_Stated problem:_
Copy out all the lines where "babel" shows up.

_Provided data:_
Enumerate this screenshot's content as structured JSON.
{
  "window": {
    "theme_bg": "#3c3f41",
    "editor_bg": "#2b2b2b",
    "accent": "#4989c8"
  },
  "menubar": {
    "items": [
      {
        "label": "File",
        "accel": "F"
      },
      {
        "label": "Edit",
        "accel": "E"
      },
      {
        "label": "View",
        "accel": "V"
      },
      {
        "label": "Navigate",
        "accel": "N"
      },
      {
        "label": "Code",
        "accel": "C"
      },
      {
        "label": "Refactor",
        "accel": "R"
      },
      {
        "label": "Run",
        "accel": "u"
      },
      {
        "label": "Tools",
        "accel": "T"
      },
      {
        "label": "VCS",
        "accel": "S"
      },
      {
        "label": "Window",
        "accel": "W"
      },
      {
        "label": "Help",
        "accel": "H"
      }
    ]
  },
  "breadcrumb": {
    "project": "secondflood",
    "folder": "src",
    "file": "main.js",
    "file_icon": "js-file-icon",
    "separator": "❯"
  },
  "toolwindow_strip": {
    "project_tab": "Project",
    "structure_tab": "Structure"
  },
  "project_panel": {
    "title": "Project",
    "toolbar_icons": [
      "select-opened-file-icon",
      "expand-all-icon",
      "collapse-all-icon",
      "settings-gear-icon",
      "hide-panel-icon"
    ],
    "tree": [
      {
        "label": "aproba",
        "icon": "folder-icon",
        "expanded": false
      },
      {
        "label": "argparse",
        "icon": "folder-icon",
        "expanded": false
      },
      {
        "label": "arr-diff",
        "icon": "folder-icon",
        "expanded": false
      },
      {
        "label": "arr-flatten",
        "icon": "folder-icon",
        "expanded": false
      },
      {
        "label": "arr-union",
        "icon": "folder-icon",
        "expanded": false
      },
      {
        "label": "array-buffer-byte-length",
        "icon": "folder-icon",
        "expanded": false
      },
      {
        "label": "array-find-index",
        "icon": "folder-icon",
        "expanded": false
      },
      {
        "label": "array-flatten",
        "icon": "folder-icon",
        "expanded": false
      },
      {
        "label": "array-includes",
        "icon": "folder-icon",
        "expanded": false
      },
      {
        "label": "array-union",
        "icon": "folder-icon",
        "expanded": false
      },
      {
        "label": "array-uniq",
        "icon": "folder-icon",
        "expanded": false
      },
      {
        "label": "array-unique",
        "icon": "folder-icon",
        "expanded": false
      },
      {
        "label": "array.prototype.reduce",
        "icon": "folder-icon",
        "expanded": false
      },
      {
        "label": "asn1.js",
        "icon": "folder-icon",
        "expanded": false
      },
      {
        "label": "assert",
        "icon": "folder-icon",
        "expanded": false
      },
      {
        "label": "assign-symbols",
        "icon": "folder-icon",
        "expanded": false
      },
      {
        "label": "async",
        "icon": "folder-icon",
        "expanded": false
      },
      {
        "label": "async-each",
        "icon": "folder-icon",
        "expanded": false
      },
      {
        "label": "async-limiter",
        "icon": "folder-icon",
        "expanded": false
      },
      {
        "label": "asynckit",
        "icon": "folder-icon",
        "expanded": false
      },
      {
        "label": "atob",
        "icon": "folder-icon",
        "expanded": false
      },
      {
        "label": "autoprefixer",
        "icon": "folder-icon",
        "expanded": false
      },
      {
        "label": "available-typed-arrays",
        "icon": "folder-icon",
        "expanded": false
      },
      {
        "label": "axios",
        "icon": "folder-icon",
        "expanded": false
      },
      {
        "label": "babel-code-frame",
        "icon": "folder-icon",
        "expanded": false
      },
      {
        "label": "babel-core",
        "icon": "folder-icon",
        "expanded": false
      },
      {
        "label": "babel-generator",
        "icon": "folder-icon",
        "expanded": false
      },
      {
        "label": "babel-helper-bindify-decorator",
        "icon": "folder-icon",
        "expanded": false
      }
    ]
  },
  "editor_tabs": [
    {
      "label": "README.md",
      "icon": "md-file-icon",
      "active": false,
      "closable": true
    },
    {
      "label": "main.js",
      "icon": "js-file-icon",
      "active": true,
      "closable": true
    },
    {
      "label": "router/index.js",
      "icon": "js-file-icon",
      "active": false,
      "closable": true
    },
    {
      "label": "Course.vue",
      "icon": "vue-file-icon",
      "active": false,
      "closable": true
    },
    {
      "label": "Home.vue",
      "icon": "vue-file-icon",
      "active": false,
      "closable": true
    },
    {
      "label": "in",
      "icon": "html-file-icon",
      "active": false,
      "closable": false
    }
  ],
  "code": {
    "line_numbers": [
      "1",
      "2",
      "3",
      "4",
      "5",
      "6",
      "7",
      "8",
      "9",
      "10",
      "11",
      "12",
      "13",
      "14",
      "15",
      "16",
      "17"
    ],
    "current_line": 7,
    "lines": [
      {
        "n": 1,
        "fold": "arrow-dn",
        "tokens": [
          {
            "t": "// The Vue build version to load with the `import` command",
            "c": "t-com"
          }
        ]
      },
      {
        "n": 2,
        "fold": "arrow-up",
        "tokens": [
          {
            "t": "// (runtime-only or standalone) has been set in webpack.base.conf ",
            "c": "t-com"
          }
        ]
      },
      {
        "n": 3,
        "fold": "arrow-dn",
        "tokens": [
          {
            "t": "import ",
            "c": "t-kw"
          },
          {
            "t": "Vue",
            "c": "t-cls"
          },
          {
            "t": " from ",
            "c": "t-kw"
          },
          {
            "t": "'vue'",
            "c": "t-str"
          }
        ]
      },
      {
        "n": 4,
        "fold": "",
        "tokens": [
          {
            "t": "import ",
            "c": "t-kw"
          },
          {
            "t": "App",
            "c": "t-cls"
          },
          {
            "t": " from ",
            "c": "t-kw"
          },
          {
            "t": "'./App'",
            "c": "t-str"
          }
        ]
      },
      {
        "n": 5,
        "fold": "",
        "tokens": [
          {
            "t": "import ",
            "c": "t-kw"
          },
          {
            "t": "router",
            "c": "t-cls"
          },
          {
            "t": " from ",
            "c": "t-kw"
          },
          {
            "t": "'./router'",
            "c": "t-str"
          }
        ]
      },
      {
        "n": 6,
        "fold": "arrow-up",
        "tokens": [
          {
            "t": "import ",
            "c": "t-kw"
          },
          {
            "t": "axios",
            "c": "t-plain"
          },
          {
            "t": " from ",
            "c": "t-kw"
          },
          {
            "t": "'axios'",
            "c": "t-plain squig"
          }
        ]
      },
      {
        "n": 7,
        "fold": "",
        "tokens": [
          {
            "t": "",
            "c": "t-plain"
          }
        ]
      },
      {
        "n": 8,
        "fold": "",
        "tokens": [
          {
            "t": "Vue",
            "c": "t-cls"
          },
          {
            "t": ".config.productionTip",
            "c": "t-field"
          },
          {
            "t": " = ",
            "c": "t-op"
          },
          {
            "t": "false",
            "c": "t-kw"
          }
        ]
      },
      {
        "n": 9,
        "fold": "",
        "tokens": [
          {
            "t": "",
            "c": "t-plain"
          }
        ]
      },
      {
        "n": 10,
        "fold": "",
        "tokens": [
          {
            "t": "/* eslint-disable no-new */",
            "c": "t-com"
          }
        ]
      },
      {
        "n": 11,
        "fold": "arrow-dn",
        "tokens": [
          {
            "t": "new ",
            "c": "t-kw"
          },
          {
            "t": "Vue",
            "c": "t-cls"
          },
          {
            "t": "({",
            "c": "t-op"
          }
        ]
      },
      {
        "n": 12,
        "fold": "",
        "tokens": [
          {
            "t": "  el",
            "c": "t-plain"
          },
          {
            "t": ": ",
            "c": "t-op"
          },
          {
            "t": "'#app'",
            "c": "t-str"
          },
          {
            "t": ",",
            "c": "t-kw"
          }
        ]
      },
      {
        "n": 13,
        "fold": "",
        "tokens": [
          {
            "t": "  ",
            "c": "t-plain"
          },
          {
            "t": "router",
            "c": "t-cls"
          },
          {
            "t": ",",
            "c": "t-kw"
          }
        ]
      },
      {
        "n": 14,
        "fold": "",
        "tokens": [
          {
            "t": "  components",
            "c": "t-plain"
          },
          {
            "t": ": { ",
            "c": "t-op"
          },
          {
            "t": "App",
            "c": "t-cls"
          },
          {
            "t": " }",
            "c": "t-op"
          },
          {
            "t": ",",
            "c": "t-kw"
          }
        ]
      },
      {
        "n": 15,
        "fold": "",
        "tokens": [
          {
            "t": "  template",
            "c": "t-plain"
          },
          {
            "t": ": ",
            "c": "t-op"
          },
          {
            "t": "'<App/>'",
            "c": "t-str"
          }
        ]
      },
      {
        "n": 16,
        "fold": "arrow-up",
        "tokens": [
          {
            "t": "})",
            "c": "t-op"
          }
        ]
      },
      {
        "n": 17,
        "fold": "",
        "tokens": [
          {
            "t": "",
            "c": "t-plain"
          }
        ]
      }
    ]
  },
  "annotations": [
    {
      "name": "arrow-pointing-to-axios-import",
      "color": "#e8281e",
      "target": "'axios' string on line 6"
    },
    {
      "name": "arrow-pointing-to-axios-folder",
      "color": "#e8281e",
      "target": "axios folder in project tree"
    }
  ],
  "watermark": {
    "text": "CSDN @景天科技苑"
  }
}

_Exercise solution:_
        "label": "babel-code-frame",
        "label": "babel-core",
        "label": "babel-generator",
        "label": "babel-helper-bindify-decorator",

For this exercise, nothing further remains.